---- DATA TO PROCESS

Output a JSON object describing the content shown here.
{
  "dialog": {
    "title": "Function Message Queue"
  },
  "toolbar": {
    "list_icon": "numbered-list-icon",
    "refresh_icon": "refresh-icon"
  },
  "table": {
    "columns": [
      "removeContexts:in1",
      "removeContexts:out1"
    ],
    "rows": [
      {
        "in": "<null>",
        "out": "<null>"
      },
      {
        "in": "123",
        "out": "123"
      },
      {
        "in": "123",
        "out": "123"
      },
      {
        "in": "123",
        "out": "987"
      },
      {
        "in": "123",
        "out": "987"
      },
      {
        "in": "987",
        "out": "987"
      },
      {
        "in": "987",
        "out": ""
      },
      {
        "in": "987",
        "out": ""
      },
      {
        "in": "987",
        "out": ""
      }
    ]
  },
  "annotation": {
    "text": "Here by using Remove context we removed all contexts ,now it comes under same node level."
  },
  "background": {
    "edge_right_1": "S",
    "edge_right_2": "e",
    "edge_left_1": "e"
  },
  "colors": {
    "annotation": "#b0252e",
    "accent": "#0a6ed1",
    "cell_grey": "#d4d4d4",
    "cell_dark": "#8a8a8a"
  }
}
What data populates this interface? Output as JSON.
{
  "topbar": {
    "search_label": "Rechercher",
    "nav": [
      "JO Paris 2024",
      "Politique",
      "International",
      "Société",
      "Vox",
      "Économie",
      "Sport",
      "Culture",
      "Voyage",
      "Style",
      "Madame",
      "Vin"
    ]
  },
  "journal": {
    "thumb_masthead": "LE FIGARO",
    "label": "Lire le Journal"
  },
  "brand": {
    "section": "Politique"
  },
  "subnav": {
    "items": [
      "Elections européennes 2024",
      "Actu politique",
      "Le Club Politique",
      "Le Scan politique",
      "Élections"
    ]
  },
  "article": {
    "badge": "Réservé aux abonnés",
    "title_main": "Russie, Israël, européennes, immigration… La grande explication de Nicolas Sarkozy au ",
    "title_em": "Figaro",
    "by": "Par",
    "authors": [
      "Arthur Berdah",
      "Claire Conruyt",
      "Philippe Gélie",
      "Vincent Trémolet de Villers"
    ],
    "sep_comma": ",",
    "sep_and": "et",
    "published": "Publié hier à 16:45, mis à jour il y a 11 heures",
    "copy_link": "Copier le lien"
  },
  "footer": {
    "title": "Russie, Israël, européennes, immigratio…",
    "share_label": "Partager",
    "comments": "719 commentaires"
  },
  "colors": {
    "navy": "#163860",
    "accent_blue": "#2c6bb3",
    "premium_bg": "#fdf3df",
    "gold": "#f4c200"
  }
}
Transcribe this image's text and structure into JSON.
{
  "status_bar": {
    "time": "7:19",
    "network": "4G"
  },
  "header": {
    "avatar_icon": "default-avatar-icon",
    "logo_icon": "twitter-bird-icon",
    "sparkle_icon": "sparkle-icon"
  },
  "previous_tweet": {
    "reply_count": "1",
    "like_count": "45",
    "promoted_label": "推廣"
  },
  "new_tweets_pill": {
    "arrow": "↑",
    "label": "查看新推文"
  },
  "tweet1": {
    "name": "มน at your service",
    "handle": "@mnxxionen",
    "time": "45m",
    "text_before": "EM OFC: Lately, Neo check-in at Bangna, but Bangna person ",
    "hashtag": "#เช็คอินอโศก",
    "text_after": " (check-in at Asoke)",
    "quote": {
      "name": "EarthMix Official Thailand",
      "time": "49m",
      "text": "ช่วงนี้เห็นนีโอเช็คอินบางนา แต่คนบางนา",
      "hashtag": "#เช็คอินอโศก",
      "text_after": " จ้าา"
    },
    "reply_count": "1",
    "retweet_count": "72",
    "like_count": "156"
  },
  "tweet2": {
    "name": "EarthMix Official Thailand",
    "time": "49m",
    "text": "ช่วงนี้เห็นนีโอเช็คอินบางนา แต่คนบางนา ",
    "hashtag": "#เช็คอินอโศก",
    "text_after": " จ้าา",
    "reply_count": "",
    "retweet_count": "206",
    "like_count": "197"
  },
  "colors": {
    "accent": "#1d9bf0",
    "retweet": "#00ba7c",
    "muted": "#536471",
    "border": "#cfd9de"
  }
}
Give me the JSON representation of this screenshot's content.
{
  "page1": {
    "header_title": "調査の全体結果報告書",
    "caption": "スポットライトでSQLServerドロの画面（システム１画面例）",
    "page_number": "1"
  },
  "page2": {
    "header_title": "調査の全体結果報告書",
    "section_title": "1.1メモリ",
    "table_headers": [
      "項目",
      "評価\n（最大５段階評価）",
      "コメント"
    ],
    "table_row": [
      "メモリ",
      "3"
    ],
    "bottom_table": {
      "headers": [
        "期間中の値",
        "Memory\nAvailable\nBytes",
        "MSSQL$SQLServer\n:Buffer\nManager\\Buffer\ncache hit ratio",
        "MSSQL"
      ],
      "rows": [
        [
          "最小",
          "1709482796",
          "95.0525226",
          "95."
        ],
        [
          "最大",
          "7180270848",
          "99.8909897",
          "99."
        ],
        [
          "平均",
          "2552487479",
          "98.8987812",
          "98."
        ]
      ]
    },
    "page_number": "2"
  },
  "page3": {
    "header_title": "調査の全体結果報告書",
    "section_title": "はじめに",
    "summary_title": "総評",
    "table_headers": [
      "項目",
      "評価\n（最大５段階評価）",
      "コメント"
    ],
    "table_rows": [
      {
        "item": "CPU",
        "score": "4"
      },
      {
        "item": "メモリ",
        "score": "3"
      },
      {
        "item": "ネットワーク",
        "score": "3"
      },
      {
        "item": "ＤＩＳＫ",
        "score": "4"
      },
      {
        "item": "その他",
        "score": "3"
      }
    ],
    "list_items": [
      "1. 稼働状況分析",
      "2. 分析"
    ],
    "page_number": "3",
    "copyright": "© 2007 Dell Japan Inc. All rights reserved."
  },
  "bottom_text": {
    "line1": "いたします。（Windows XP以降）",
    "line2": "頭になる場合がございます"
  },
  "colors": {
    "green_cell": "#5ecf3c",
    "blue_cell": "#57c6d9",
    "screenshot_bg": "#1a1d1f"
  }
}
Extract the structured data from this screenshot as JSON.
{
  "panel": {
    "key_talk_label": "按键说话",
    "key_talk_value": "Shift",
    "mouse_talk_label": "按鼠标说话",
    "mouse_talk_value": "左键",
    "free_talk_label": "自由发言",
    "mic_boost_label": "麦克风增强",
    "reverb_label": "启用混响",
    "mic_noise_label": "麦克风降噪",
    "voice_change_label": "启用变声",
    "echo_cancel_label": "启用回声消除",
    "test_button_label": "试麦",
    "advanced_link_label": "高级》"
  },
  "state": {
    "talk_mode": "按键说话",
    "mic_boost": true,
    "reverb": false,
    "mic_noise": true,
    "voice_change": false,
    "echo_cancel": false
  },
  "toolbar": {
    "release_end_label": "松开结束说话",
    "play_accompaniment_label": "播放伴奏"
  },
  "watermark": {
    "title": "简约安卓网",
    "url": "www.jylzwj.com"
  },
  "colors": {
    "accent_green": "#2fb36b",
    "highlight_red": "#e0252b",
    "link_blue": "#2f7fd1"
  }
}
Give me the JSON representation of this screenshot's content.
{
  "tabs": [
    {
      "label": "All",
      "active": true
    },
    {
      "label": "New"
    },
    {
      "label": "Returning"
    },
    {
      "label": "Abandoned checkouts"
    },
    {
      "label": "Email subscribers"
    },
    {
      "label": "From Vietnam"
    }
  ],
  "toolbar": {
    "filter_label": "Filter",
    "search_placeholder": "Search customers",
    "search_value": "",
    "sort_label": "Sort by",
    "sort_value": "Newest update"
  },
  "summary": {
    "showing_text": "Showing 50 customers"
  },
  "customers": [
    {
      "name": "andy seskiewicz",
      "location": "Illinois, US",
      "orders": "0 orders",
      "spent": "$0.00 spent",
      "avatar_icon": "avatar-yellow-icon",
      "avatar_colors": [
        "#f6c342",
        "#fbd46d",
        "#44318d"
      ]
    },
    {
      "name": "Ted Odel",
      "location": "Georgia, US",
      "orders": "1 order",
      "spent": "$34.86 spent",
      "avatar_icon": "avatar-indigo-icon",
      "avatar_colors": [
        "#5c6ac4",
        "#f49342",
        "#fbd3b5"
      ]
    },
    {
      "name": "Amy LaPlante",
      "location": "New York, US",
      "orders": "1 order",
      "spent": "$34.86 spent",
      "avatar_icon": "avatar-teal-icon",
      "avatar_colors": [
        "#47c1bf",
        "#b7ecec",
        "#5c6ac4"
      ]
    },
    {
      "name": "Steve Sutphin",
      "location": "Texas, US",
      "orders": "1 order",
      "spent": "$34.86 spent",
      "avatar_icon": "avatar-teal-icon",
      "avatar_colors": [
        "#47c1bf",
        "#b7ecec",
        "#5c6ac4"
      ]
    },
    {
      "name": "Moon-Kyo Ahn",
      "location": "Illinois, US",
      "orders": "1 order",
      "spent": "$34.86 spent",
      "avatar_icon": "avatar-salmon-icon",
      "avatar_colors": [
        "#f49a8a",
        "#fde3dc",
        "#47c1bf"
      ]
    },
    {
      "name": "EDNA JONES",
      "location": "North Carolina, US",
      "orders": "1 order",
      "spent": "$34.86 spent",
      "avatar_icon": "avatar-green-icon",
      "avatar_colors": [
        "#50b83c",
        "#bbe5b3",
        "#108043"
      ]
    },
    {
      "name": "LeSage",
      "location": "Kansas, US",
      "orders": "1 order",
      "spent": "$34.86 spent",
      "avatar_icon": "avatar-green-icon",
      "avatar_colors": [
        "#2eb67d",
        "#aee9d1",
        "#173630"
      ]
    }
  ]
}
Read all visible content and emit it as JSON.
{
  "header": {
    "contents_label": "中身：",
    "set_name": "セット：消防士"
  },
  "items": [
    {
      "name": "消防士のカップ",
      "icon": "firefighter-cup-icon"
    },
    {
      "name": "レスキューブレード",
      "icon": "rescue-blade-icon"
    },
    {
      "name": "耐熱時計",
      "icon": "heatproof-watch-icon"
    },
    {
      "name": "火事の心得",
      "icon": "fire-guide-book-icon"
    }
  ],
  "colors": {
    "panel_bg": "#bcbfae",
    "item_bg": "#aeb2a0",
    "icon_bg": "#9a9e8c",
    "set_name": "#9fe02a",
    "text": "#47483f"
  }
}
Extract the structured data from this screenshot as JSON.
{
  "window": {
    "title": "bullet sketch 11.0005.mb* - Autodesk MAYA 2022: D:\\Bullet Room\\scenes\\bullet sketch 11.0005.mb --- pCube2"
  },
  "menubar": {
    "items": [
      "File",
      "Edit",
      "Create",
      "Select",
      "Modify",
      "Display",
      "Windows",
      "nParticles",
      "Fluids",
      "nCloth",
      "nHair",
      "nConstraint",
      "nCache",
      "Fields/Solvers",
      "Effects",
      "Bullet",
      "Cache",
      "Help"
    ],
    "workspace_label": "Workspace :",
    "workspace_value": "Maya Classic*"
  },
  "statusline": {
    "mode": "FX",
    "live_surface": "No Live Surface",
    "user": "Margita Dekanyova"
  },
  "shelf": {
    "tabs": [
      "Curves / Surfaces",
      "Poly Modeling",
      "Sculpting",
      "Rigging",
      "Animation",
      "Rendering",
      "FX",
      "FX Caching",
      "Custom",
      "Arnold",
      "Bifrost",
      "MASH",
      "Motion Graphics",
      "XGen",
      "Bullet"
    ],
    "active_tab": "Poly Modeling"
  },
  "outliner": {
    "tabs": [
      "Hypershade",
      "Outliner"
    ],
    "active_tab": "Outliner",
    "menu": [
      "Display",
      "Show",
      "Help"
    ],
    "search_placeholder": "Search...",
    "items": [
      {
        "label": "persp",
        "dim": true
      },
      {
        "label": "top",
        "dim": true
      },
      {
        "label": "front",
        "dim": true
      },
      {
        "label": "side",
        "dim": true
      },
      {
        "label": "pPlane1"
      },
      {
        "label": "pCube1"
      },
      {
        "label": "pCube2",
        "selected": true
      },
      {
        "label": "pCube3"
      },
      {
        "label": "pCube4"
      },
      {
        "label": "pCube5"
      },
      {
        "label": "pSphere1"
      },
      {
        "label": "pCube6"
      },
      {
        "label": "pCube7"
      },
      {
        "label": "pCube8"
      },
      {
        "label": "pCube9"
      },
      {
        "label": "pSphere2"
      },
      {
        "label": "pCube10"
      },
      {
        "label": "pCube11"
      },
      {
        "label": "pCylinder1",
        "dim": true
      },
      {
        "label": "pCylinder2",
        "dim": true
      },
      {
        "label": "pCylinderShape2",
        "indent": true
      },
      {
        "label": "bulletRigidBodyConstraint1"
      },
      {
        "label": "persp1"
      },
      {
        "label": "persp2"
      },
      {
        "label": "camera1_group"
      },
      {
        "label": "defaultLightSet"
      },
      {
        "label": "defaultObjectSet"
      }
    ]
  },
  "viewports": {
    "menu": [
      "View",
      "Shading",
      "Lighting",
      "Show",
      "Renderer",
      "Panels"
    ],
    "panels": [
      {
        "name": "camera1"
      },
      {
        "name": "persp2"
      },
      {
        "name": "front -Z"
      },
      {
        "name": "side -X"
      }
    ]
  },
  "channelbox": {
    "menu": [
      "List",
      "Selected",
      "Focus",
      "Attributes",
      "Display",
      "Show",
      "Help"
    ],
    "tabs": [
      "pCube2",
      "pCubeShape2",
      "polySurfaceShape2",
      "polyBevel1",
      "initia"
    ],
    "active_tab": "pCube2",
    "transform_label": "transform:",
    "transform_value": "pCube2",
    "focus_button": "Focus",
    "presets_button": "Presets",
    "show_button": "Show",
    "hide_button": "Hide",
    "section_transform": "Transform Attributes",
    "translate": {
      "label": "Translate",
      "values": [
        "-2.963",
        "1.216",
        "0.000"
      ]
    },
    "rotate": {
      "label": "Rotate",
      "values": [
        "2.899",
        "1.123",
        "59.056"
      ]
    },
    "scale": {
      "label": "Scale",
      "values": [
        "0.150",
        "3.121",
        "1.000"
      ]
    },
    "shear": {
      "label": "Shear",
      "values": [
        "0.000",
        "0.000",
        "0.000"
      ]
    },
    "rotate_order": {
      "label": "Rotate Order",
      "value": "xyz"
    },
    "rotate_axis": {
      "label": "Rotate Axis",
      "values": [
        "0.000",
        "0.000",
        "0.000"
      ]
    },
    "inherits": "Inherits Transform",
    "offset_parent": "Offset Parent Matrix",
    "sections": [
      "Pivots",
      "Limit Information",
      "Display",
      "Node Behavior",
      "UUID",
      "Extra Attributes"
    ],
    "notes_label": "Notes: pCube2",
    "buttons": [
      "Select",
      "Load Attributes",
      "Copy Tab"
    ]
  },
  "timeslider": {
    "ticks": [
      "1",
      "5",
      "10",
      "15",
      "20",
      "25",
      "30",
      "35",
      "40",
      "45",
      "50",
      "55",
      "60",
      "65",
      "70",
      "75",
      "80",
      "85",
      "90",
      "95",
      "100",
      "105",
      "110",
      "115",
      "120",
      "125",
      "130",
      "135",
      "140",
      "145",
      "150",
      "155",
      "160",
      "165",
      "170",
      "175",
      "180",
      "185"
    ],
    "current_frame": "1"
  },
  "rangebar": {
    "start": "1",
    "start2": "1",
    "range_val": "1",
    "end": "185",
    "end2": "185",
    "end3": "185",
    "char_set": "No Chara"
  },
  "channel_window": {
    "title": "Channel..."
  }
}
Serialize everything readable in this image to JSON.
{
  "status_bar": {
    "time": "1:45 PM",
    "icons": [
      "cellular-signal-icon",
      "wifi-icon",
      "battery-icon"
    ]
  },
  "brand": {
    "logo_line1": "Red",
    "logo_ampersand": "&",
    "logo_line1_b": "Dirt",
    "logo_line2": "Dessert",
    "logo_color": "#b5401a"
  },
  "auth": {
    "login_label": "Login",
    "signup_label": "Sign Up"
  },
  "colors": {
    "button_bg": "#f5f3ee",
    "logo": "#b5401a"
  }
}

--------

Check each line of the records for the word "Official" and extract those that contain it.

=== FINISHED TASK ===
      "name": "EarthMix Official Thailand",
    "name": "EarthMix Official Thailand",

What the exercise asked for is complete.